Tasks to carry out:
[1] Answer these questions about the forum thread on rimfire alternatives.
(a) Which company does one reply say makes a rifle for the 5.7?
(b) Which powder is listed with the 52gr bullet load for the 22 Hornet?
(c) At what distance does the poster sight in with the reduced loads?
[2] Print the part of the forum thread on rimfire alternatives between "4. Extremely efficient" and "as a 22 mag.", inclusive.

Quoted passage:

============================================================

# The Rimfire Alternative



## Jolly (Jan 8, 2004)

.22LR to be precise.

Here's the rules of the game:

1. Ballistics as close to a .22LR as possible.
2. Chambered in modern, affordable rifles.
3. Long case life.
4. Extremely efficient and economical to reload.
5. Ability to be accurate with cast bullets.

What rifle, cartridge and load would you pick?


----------



## mustangglp (Jul 7, 2015)

5.7 x 28 FN I don't about the cast bullets but it should be able to be down loaded it's starts off about the same as a 22 mag.


----------



## Bearfootfarm (Jul 13, 2006)

22 Hornet is available in several factory rifles


----------



## mustangglp (Jul 7, 2015)

The case life for the 5.7 and the ease of reloading will beat the hornet. Savage makes a rifle for the 5.7 and cartridges are easy to find for less then 20 a box of 50 .


----------



## alleyyooper (Apr 22, 2005)

Since you put down long case life I think your talking reloading.

I have a Speer # 11 reloading manual and a friend has the #12 manual Speer calls them red loads. In those manuals they list reduced MV reloads for just about every 22 center fire round made. Just pick one 
Speer starts with the 22 hornet, 52gr bullet h110 powder, MV 1866 to 2096. Plus some others
Remington 222 45gr bullet, sr4759 powder MV 1540 to 1961 there is load data up to 70gr bullets for it.
the Remington 223 is not listed in the Speer manual for a reduced load but you can find several on the net with *key word reduced loads for a 223*.
Remington 222 mag, list range from 40 gr to 70 gr gr bullets, speeds from to 2096. powder sr4759.
Winchester 225 list range from 40gr to 70gr bullets speeds from 1659 to 2039.
22-250 list range from 40gr to 70gr bullets sr4759 powder speeds from 1641 to 2002
220 swift list range of bullets 40gr to 70gr bullets sr 4759 powder speeds from 1631 to 2000

I have experience with a Ruger 77 22 hornet with a 52gr spire point bullet at 1866 FPS on squirrels and it does a great job from 25 to 100 yards. 

I also have experience with Ruger 77 220 swift with a 50gr spire point bullet at 1669 on squirrels from 50 to 110 yards.

Kimber, Winchester, CZ, Savage, Remington and Ruger all at one time chambered a rifle for some of these cartridges.
They all work well remember to get some range time and figure drop for way out. I sight in for 50 yards with these reduced loads.
Have fun.
** reloading cost runs from about 6 cents a round with the light hornet load with 9gr of powder up to about 9 cents for the swift with the medium load and 70gr bullet. I personal would stay with bullets from 40 to 55gr for squirrels.


 AL


----------



## alleyyooper (Apr 22, 2005)

============================================================

Provided material:
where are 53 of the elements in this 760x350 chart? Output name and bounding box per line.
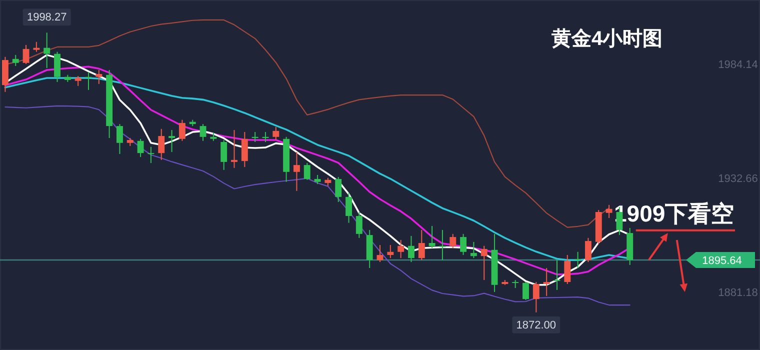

============================================================

Task-by-task solutions:
[1]
(a) Savage
(b) H110
(c) 50 yards

[2]
4. Extremely efficient and economical to reload.
5. Ability to be accurate with cast bullets.

What rifle, cartridge and load would you pick?


----------



## mustangglp (Jul 7, 2015)

5.7 x 28 FN I don't about the cast bullets but it should be able to be down loaded it's starts off about the same as a 22 mag.